#### Record set
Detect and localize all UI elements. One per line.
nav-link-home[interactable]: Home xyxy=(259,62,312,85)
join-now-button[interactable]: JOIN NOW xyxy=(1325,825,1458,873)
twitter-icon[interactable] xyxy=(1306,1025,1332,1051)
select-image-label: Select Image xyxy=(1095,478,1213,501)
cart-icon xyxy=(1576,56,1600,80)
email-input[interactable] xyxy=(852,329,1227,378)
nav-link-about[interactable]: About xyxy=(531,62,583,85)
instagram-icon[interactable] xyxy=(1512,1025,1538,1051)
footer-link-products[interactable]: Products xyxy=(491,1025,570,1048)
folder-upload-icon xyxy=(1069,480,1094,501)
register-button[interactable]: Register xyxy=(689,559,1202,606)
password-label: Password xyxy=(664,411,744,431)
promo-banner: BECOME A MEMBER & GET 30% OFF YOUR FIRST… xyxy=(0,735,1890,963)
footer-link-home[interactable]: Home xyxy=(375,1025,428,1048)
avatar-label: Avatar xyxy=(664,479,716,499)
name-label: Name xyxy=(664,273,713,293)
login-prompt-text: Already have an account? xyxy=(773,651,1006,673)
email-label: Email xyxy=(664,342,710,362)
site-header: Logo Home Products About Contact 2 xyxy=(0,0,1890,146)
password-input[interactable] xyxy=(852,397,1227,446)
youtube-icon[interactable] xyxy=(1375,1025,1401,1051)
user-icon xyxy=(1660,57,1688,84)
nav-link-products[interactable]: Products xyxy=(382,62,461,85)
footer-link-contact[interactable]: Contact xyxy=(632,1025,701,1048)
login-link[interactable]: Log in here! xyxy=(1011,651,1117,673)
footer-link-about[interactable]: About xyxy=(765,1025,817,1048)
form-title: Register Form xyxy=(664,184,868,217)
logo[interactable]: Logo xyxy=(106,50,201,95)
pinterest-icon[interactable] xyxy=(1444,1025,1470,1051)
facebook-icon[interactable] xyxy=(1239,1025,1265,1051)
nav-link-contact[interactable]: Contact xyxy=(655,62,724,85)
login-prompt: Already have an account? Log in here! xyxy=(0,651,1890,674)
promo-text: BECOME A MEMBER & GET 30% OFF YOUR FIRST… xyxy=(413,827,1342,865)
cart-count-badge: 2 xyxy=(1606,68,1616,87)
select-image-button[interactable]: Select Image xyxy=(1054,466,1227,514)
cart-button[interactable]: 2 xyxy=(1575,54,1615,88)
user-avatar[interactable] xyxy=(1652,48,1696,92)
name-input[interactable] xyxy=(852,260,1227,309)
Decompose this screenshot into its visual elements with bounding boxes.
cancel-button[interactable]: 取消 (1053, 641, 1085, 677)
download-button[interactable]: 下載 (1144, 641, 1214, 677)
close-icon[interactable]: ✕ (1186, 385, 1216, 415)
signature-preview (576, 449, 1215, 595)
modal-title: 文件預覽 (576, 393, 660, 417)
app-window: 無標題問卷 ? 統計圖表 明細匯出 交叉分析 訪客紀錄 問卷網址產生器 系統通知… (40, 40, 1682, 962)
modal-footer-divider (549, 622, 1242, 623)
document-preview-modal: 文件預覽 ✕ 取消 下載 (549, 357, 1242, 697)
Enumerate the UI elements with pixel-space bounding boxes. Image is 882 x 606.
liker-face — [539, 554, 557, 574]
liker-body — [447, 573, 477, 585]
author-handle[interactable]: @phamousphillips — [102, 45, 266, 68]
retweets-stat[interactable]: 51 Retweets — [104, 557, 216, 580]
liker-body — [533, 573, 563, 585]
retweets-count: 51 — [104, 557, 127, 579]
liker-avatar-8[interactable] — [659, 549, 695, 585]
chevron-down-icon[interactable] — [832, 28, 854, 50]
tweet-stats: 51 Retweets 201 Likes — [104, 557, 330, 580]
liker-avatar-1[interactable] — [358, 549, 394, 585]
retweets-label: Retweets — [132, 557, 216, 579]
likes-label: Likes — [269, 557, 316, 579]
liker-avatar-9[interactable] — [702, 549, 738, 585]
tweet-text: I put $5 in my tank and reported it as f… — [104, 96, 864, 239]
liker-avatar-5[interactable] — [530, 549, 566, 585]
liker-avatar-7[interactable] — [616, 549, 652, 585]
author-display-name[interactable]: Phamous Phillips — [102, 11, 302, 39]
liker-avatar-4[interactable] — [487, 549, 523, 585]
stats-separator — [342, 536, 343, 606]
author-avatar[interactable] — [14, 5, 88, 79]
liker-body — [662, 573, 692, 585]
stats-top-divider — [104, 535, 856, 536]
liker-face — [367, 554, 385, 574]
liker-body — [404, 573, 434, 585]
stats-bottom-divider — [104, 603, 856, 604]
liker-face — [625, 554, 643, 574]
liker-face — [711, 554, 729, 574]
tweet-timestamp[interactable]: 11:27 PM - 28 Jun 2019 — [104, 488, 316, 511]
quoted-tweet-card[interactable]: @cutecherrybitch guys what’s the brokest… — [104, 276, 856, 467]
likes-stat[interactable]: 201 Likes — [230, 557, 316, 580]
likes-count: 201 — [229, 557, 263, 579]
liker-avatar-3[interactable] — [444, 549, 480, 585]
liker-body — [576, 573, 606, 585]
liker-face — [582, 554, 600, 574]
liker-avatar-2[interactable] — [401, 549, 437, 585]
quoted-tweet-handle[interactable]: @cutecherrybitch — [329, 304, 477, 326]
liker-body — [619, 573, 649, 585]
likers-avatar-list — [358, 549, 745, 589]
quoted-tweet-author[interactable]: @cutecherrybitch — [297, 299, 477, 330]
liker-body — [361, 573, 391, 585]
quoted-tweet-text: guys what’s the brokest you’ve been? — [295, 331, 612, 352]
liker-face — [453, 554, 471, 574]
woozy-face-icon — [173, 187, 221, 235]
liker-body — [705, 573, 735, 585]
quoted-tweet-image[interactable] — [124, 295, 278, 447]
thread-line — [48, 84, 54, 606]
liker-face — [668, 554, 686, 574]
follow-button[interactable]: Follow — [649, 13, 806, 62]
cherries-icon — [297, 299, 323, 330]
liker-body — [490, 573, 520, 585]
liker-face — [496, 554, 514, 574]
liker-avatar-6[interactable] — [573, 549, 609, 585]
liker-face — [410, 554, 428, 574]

#### Set problem
Transcribe all of the rows above word for word, without changing any character.

#### Correct result
Detect and localize all UI elements. One per line.
nav-link-home[interactable]: Home xyxy=(259,62,312,85)
join-now-button[interactable]: JOIN NOW xyxy=(1325,825,1458,873)
twitter-icon[interactable] xyxy=(1306,1025,1332,1051)
select-image-label: Select Image xyxy=(1095,478,1213,501)
cart-icon xyxy=(1576,56,1600,80)
email-input[interactable] xyxy=(852,329,1227,378)
nav-link-about[interactable]: About xyxy=(531,62,583,85)
instagram-icon[interactable] xyxy=(1512,1025,1538,1051)
footer-link-products[interactable]: Products xyxy=(491,1025,570,1048)
folder-upload-icon xyxy=(1069,480,1094,501)
register-button[interactable]: Register xyxy=(689,559,1202,606)
password-label: Password xyxy=(664,411,744,431)
promo-banner: BECOME A MEMBER & GET 30% OFF YOUR FIRST… xyxy=(0,735,1890,963)
footer-link-home[interactable]: Home xyxy=(375,1025,428,1048)
avatar-label: Avatar xyxy=(664,479,716,499)
name-label: Name xyxy=(664,273,713,293)
login-prompt-text: Already have an account? xyxy=(773,651,1006,673)
email-label: Email xyxy=(664,342,710,362)
site-header: Logo Home Products About Contact 2 xyxy=(0,0,1890,146)
password-input[interactable] xyxy=(852,397,1227,446)
youtube-icon[interactable] xyxy=(1375,1025,1401,1051)
user-icon xyxy=(1660,57,1688,84)
nav-link-products[interactable]: Products xyxy=(382,62,461,85)
footer-link-contact[interactable]: Contact xyxy=(632,1025,701,1048)
login-link[interactable]: Log in here! xyxy=(1011,651,1117,673)
footer-link-about[interactable]: About xyxy=(765,1025,817,1048)
form-title: Register Form xyxy=(664,184,868,217)
logo[interactable]: Logo xyxy=(106,50,201,95)
pinterest-icon[interactable] xyxy=(1444,1025,1470,1051)
facebook-icon[interactable] xyxy=(1239,1025,1265,1051)
nav-link-contact[interactable]: Contact xyxy=(655,62,724,85)
login-prompt: Already have an account? Log in here! xyxy=(0,651,1890,674)
promo-text: BECOME A MEMBER & GET 30% OFF YOUR FIRST… xyxy=(413,827,1342,865)
cart-count-badge: 2 xyxy=(1606,68,1616,87)
select-image-button[interactable]: Select Image xyxy=(1054,466,1227,514)
cart-button[interactable]: 2 xyxy=(1575,54,1615,88)
user-avatar[interactable] xyxy=(1652,48,1696,92)
name-input[interactable] xyxy=(852,260,1227,309)
Decompose this screenshot into its visual elements with bounding boxes.
cancel-button[interactable]: 取消 (1053, 641, 1085, 677)
download-button[interactable]: 下載 (1144, 641, 1214, 677)
close-icon[interactable]: ✕ (1186, 385, 1216, 415)
signature-preview (576, 449, 1215, 595)
modal-title: 文件預覽 (576, 393, 660, 417)
app-window: 無標題問卷 ? 統計圖表 明細匯出 交叉分析 訪客紀錄 問卷網址產生器 系統通知… (40, 40, 1682, 962)
modal-footer-divider (549, 622, 1242, 623)
document-preview-modal: 文件預覽 ✕ 取消 下載 (549, 357, 1242, 697)
Enumerate the UI elements with pixel-space bounding boxes. Image is 882 x 606.
liker-face — [539, 554, 557, 574]
liker-body — [447, 573, 477, 585]
author-handle[interactable]: @phamousphillips — [102, 45, 266, 68]
retweets-stat[interactable]: 51 Retweets — [104, 557, 216, 580]
liker-body — [533, 573, 563, 585]
retweets-count: 51 — [104, 557, 127, 579]
liker-avatar-8[interactable] — [659, 549, 695, 585]
chevron-down-icon[interactable] — [832, 28, 854, 50]
tweet-stats: 51 Retweets 201 Likes — [104, 557, 330, 580]
liker-avatar-1[interactable] — [358, 549, 394, 585]
retweets-label: Retweets — [132, 557, 216, 579]
likes-label: Likes — [269, 557, 316, 579]
liker-avatar-9[interactable] — [702, 549, 738, 585]
tweet-text: I put $5 in my tank and reported it as f… — [104, 96, 864, 239]
liker-avatar-5[interactable] — [530, 549, 566, 585]
liker-avatar-7[interactable] — [616, 549, 652, 585]
author-display-name[interactable]: Phamous Phillips — [102, 11, 302, 39]
liker-avatar-4[interactable] — [487, 549, 523, 585]
stats-separator — [342, 536, 343, 606]
author-avatar[interactable] — [14, 5, 88, 79]
liker-body — [662, 573, 692, 585]
stats-top-divider — [104, 535, 856, 536]
liker-face — [367, 554, 385, 574]
liker-body — [404, 573, 434, 585]
stats-bottom-divider — [104, 603, 856, 604]
liker-face — [625, 554, 643, 574]
liker-face — [711, 554, 729, 574]
tweet-timestamp[interactable]: 11:27 PM - 28 Jun 2019 — [104, 488, 316, 511]
quoted-tweet-card[interactable]: @cutecherrybitch guys what’s the brokest… — [104, 276, 856, 467]
likes-stat[interactable]: 201 Likes — [230, 557, 316, 580]
likes-count: 201 — [229, 557, 263, 579]
liker-avatar-3[interactable] — [444, 549, 480, 585]
liker-body — [576, 573, 606, 585]
liker-face — [582, 554, 600, 574]
liker-avatar-2[interactable] — [401, 549, 437, 585]
quoted-tweet-handle[interactable]: @cutecherrybitch — [329, 304, 477, 326]
liker-body — [619, 573, 649, 585]
likers-avatar-list — [358, 549, 745, 589]
quoted-tweet-author[interactable]: @cutecherrybitch — [297, 299, 477, 330]
liker-body — [361, 573, 391, 585]
quoted-tweet-text: guys what’s the brokest you’ve been? — [295, 331, 612, 352]
liker-face — [453, 554, 471, 574]
woozy-face-icon — [173, 187, 221, 235]
liker-body — [705, 573, 735, 585]
quoted-tweet-image[interactable] — [124, 295, 278, 447]
thread-line — [48, 84, 54, 606]
liker-face — [668, 554, 686, 574]
follow-button[interactable]: Follow — [649, 13, 806, 62]
cherries-icon — [297, 299, 323, 330]
liker-body — [490, 573, 520, 585]
liker-face — [496, 554, 514, 574]
liker-avatar-6[interactable] — [573, 549, 609, 585]
liker-face — [410, 554, 428, 574]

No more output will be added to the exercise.